• **What this task involves**
Can you echo the entries below verbatim, from the very first line through the line containing "reply-count-link[interactable]: 共442条回复 <box>462", with both of those lines included?

• **Records supplied**

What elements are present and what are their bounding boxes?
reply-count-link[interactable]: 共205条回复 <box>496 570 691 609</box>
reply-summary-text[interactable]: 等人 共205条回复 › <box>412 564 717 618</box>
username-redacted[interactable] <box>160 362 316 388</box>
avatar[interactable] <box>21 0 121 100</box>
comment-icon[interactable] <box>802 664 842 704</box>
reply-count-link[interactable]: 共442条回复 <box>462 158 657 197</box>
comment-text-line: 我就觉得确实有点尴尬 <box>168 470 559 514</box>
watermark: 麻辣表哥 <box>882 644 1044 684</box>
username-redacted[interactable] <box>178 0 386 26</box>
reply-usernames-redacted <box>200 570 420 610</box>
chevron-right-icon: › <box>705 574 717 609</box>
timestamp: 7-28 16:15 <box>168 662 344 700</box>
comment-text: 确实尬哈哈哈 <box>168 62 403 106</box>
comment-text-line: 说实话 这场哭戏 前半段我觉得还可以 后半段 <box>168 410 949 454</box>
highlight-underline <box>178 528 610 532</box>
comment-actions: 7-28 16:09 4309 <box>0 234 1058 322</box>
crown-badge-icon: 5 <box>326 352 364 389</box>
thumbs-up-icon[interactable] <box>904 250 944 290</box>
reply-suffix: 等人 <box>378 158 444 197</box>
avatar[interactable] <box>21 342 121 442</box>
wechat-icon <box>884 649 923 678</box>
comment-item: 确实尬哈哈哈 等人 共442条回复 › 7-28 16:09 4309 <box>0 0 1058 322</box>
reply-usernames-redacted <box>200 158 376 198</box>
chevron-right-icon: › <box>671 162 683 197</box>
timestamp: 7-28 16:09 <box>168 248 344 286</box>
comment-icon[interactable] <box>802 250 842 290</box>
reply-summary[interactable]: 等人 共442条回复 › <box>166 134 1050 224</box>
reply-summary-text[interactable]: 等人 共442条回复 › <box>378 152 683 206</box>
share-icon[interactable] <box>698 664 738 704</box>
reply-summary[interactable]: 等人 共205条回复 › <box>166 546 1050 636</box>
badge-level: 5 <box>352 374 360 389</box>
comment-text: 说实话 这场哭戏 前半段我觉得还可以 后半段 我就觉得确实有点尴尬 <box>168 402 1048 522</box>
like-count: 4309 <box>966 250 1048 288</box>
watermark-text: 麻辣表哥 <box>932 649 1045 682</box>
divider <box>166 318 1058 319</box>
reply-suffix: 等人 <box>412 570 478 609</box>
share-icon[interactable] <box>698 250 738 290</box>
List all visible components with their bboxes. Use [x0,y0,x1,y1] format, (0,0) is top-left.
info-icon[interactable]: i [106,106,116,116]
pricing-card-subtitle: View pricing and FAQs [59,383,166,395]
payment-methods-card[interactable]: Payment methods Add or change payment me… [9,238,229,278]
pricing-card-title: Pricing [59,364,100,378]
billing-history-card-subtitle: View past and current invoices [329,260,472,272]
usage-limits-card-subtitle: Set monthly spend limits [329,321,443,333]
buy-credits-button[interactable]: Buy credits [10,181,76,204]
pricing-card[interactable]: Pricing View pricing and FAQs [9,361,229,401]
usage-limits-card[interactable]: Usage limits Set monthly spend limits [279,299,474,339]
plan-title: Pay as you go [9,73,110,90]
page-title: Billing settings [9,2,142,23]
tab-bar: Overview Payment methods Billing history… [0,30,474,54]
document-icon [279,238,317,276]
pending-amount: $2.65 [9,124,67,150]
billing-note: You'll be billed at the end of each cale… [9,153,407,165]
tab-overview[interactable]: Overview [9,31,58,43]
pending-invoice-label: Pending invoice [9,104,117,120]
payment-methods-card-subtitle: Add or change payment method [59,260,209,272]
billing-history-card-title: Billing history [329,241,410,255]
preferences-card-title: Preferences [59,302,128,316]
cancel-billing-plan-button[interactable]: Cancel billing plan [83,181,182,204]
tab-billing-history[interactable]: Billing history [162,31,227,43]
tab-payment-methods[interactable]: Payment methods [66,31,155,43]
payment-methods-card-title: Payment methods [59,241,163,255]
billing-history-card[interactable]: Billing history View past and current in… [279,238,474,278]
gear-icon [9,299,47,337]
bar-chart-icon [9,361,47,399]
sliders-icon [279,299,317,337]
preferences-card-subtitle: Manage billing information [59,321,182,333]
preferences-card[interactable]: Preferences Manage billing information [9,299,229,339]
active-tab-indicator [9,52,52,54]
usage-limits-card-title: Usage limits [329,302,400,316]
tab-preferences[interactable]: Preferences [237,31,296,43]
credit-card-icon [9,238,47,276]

• **Reply to the task**
What elements are present and what are their bounding boxes?
reply-count-link[interactable]: 共205条回复 <box>496 570 691 609</box>
reply-summary-text[interactable]: 等人 共205条回复 › <box>412 564 717 618</box>
username-redacted[interactable] <box>160 362 316 388</box>
avatar[interactable] <box>21 0 121 100</box>
comment-icon[interactable] <box>802 664 842 704</box>
reply-count-link[interactable]: 共442条回复 <box>462 158 657 197</box>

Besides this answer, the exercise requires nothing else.